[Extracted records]
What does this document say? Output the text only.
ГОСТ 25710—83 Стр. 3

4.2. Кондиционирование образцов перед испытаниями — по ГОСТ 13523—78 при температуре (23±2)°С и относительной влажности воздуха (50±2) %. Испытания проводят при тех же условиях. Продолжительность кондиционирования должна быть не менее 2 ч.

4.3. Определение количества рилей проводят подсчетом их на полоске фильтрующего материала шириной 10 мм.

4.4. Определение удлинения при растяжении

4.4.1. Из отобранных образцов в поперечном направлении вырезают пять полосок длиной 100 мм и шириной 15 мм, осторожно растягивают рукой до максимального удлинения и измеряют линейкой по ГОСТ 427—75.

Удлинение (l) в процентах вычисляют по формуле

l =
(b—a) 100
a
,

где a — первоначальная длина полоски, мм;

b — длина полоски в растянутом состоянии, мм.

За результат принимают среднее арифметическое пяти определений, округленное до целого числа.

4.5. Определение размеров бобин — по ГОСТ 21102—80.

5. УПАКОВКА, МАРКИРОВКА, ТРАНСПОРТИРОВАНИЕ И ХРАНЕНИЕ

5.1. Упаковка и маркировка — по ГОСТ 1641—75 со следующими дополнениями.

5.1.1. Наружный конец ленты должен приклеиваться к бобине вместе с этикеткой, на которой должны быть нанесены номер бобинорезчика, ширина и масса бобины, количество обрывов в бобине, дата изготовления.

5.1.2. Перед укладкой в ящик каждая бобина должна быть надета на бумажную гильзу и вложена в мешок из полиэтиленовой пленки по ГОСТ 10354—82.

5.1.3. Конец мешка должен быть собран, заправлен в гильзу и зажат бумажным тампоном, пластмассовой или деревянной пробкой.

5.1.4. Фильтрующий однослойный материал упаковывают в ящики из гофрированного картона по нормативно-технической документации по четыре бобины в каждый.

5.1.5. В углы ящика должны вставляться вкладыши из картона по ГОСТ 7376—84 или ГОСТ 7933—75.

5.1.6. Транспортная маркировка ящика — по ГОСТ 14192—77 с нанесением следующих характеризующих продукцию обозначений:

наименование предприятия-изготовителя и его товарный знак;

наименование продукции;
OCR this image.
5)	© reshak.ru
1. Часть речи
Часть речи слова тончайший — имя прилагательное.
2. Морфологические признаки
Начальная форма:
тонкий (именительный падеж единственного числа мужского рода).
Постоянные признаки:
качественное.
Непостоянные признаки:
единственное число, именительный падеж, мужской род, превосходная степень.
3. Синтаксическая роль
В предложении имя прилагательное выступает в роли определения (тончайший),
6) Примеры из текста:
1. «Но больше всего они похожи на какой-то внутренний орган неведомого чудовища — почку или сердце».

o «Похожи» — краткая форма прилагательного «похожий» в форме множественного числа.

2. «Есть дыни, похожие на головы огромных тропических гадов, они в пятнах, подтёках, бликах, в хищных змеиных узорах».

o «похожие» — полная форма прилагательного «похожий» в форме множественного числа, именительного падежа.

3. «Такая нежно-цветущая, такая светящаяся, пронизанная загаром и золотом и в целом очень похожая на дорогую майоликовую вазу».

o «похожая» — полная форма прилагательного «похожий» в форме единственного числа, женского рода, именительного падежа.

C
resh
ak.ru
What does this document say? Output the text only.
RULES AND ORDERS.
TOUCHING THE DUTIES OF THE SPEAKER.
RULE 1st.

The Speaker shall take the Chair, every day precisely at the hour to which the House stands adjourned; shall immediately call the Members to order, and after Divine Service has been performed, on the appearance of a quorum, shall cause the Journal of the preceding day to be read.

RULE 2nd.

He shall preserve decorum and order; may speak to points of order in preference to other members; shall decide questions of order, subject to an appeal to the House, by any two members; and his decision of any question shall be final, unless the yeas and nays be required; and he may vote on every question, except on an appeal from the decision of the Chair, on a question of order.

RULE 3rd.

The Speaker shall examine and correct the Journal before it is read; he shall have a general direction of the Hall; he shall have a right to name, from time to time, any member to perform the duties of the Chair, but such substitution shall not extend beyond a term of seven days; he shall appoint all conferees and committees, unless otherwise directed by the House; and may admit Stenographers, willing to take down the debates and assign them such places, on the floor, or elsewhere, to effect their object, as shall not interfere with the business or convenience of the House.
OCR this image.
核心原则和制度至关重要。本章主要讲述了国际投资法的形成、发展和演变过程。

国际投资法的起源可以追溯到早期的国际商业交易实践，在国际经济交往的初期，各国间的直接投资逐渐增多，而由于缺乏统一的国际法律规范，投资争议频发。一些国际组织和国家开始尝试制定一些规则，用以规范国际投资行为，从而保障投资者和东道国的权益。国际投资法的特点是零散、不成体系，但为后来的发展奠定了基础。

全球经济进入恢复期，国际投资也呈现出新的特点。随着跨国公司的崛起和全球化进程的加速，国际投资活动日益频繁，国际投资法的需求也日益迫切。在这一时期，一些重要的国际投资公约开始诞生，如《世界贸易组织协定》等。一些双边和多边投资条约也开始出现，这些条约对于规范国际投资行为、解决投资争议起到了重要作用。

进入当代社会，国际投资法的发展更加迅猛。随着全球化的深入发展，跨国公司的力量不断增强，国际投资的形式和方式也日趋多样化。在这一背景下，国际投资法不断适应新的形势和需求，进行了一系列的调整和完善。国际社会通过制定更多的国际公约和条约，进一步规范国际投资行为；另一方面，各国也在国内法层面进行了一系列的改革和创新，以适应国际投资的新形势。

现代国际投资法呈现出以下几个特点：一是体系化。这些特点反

WHAT TO PRODUCE — In the entries above, identify every line with the string "наименование".

EXERCISE ANSWER —
наименование предприятия-изготовителя и его товарный знак;
наименование продукции;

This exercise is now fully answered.